父が入院して以来、14時頃母と面会に行くのが
日課のようになっています。

車の中で母が話し出しました。
「歩、私、太ったの」
「あ、そうなの。体重を量ったの?」
「体重は量ってないんだけど、
 ベルトみたいなのを留められなくなったの」

ベルトとは、圧迫骨折で腰が痛いため、
いつも巻いているサポーターのことでした。

「体重が増えて良かったじゃん!
 帰りにドラッグストアでサポーター買おうね」

母は太ったことがちょっとショックみたいでしたが、
なにせ痩せているので、
太ってくれたほうが私としては安心です。

実家にいるときは
目の前にいる父のことをいつも心配していたので、
たぶんゆっくり食べられなかったと思います。

今は施設で、栄養バランスのとれた食事を
全て美味しくいただいているようなので、
きっと食べたものが身についてきたのでしょう。
よかったよかった・・・。

今日の父は、久しぶりに言葉がはっきりしていて、
なんと言っているか大体わかりました。
顔つきもいつもよりしゃんとしているようでした。

▶ _作業の目的 A_: 下に示す行のうち、「data-point [335,286,345,297]」を含む行から始めて「legend: 中国:占GDP比重:制造业增加值 美国:占GDP比重:制造业增加值」を含む行までを、両端の行も含めて一字一句変えずに返してください。
この抜粋文と後に続く行とは、内容上まったく関係がありません。

枠付きレイアウト項目の一覧:
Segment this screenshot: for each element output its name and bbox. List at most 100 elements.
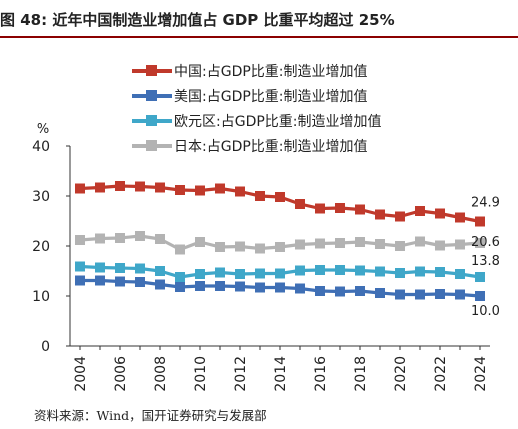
data-point [335,286,345,297]
legend-label-eurozone: 欧元区:占GDP比重:制造业增加值 [174,113,382,130]
data-point [75,235,85,245]
data-point [115,233,125,243]
data-point [335,265,345,275]
data-point [395,241,405,251]
legend-item-japan: 日本:占GDP比重:制造业增加值 [132,133,382,158]
data-point [415,206,425,216]
data-point [115,263,125,273]
legend-label-usa: 美国:占GDP比重:制造业增加值 [174,88,368,105]
data-point [475,291,485,301]
end-value-label: 24.9 [471,196,500,211]
y-tick-label: 10 [32,289,50,305]
data-point [455,239,465,250]
x-tick-label: 2008 [153,356,169,392]
data-point [235,186,245,197]
source-note: 资料来源：Wind，国开证券研究与发展部 [34,408,267,423]
data-point [75,261,85,272]
data-point [75,183,85,194]
data-point [435,289,445,299]
data-point [255,268,265,279]
data-point [155,266,165,276]
x-tick-label: 2004 [73,356,89,392]
data-point [135,263,145,274]
data-point [215,242,225,252]
legend-label-japan: 日本:占GDP比重:制造业增加值 [174,138,368,155]
data-point [195,185,205,196]
data-point [395,268,405,278]
y-tick-label: 30 [32,189,50,205]
legend: 中国:占GDP比重:制造业增加值 美国:占GDP比重:制造业增加值 欧元区:占G… [132,58,382,158]
data-point [275,282,285,293]
data-point [195,269,205,279]
title-underline [0,36,518,38]
data-point [255,191,265,201]
data-point [95,182,105,193]
data-point [315,203,325,214]
data-point [435,267,445,277]
legend-swatch-usa [132,88,172,104]
data-point [155,234,165,244]
legend-item-china: 中国:占GDP比重:制造业增加值 [132,58,382,83]
data-point [75,275,85,286]
data-point [95,262,105,273]
data-point [115,181,125,191]
x-tick-label: 2022 [433,356,449,392]
data-point [95,275,105,286]
data-point [415,266,425,277]
x-tick-label: 2020 [393,356,409,392]
data-point [195,237,205,247]
data-point [155,182,165,193]
chart-title: 图 48: 近年中国制造业增加值占 GDP 比重平均超过 25% [0,11,395,29]
data-point [275,242,285,252]
data-point [475,272,485,282]
legend-swatch-china [132,63,172,79]
data-point [295,283,305,294]
data-point [395,211,405,222]
y-tick-label: 0 [41,339,50,355]
data-point [215,281,225,291]
x-tick-label: 2018 [353,356,369,392]
legend-label-china: 中国:占GDP比重:制造业增加值 [174,63,368,80]
data-point [375,288,385,298]
legend-swatch-marker [146,114,157,126]
data-point [415,289,425,300]
data-point [355,286,365,296]
data-point [275,192,285,202]
data-point [135,277,145,287]
data-point [275,268,285,279]
data-point [435,208,445,219]
x-tick-label: 2024 [473,356,489,392]
y-tick-label: 20 [32,239,50,255]
data-point [295,239,305,250]
data-point [235,241,245,252]
data-point [355,237,365,247]
data-point [355,204,365,215]
data-point [435,240,445,251]
x-tick-label: 2014 [273,356,289,392]
data-point [215,267,225,278]
data-point [455,269,465,279]
data-point [255,282,265,293]
legend-item-eurozone: 欧元区:占GDP比重:制造业增加值 [132,108,382,133]
x-tick-label: 2006 [113,356,129,392]
x-tick-label: 2012 [233,356,249,392]
data-point [195,281,205,291]
legend-swatch-marker [146,139,157,151]
data-point [175,272,185,282]
x-tick-label: 2010 [193,356,209,392]
data-point [175,282,185,292]
data-point [295,199,305,209]
data-point [455,289,465,300]
x-tick-label: 2016 [313,356,329,392]
data-point [175,185,185,195]
data-point [115,276,125,287]
data-point [475,216,485,227]
legend-swatch-marker [146,64,157,76]
data-point [375,266,385,277]
data-point [135,231,145,241]
data-point [235,281,245,292]
data-point [315,286,325,296]
data-point [455,212,465,223]
data-point [235,269,245,279]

▶ _作業の目的 B_: 上の抜粋文を、「帰りにドラッグストアでサポーター買おうね」」から始めて「よかったよかった・・・。」まで、一字一句そのまま打ち直してください。

▶ _回答全文 A_:
data-point [335,286,345,297]
legend-label-eurozone: 欧元区:占GDP比重:制造业增加值 [174,113,382,130]
data-point [75,235,85,245]
data-point [115,233,125,243]
data-point [335,265,345,275]
data-point [395,241,405,251]
legend-item-japan: 日本:占GDP比重:制造业增加值 [132,133,382,158]
data-point [415,206,425,216]
data-point [115,263,125,273]
legend-label-usa: 美国:占GDP比重:制造业增加值 [174,88,368,105]
data-point [475,291,485,301]
end-value-label: 24.9 [471,196,500,211]
y-tick-label: 10 [32,289,50,305]
data-point [455,239,465,250]
x-tick-label: 2008 [153,356,169,392]
data-point [235,186,245,197]
source-note: 资料来源：Wind，国开证券研究与发展部 [34,408,267,423]
data-point [75,261,85,272]
data-point [75,183,85,194]
data-point [435,289,445,299]
data-point [255,268,265,279]
data-point [155,266,165,276]
x-tick-label: 2004 [73,356,89,392]
data-point [135,263,145,274]
data-point [215,242,225,252]
legend-label-japan: 日本:占GDP比重:制造业增加值 [174,138,368,155]
data-point [195,185,205,196]
data-point [395,268,405,278]
y-tick-label: 30 [32,189,50,205]
legend: 中国:占GDP比重:制造业增加值 美国:占GDP比重:制造业增加值 欧元区:占G… [132,58,382,158]

▶ _回答全文 B_:
帰りにドラッグストアでサポーター買おうね」

母は太ったことがちょっとショックみたいでしたが、
なにせ痩せているので、
太ってくれたほうが私としては安心です。

実家にいるときは
目の前にいる父のことをいつも心配していたので、
たぶんゆっくり食べられなかったと思います。

今は施設で、栄養バランスのとれた食事を
全て美味しくいただいているようなので、
きっと食べたものが身についてきたのでしょう。
よかったよかった・・・。